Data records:
::::::::::

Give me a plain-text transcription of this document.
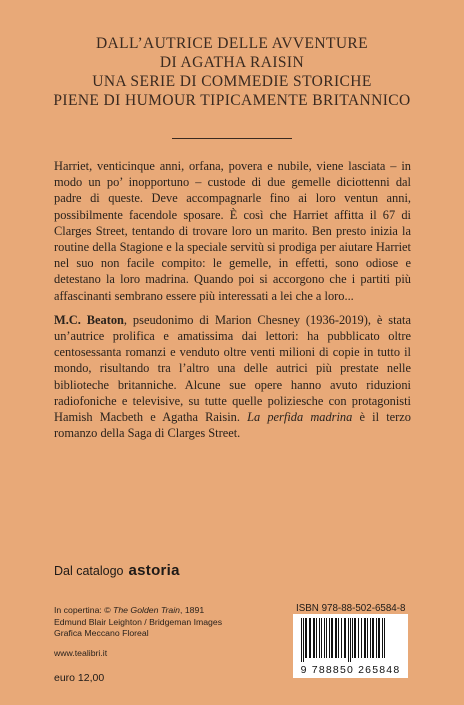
DALL’AUTRICE DELLE AVVENTURE
DI AGATHA RAISIN
UNA SERIE DI COMMEDIE STORICHE
PIENE DI HUMOUR TIPICAMENTE BRITANNICO

Harriet, venticinque anni, orfana, povera e nubile, viene lasciata – in modo un po’ inopportuno – custode di due gemelle diciottenni dal padre di queste. Deve accompagnarle fino ai loro ventun anni, possibilmente facendole sposare. È così che Harriet affitta il 67 di Clarges Street, tentando di trovare loro un marito. Ben presto inizia la routine della Stagione e la speciale servitù si prodiga per aiutare Harriet nel suo non facile compito: le gemelle, in effetti, sono odiose e detestano la loro madrina. Quando poi si accorgono che i partiti più affascinanti sembrano essere più interessati a lei che a loro...

M.C. Beaton, pseudonimo di Marion Chesney (1936-2019), è stata un’autrice prolifica e amatissima dai lettori: ha pubblicato oltre centosessanta romanzi e venduto oltre venti milioni di copie in tutto il mondo, risultando tra l’altro una delle autrici più prestate nelle biblioteche britanniche. Alcune sue opere hanno avuto riduzioni radiofoniche e televisive, su tutte quelle poliziesche con protagonisti Hamish Macbeth e Agatha Raisin. La perfida madrina è il terzo romanzo della Saga di Clarges Street.

Dal catalogo astoria
In copertina: © The Golden Train, 1891
Edmund Blair Leighton / Bridgeman Images
Grafica Meccano Floreal
www.tealibri.it
euro 12,00
ISBN 978-88-502-6584-8
9 788850 265848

::::::::::

Repeat the listing in full and exactly. Do not include any images.

Give me a plain-text transcription of this document.
DALL’AUTRICE DELLE AVVENTURE
DI AGATHA RAISIN
UNA SERIE DI COMMEDIE STORICHE
PIENE DI HUMOUR TIPICAMENTE BRITANNICO

Harriet, venticinque anni, orfana, povera e nubile, viene lasciata – in modo un po’ inopportuno – custode di due gemelle diciottenni dal padre di queste. Deve accompagnarle fino ai loro ventun anni, possibilmente facendole sposare. È così che Harriet affitta il 67 di Clarges Street, tentando di trovare loro un marito. Ben presto inizia la routine della Stagione e la speciale servitù si prodiga per aiutare Harriet nel suo non facile compito: le gemelle, in effetti, sono odiose e detestano la loro madrina. Quando poi si accorgono che i partiti più affascinanti sembrano essere più interessati a lei che a loro...

M.C. Beaton, pseudonimo di Marion Chesney (1936-2019), è stata un’autrice prolifica e amatissima dai lettori: ha pubblicato oltre centosessanta romanzi e venduto oltre venti milioni di copie in tutto il mondo, risultando tra l’altro una delle autrici più prestate nelle biblioteche britanniche. Alcune sue opere hanno avuto riduzioni radiofoniche e televisive, su tutte quelle poliziesche con protagonisti Hamish Macbeth e Agatha Raisin. La perfida madrina è il terzo romanzo della Saga di Clarges Street.

Dal catalogo astoria
In copertina: © The Golden Train, 1891
Edmund Blair Leighton / Bridgeman Images
Grafica Meccano Floreal
www.tealibri.it
euro 12,00
ISBN 978-88-502-6584-8
9 788850 265848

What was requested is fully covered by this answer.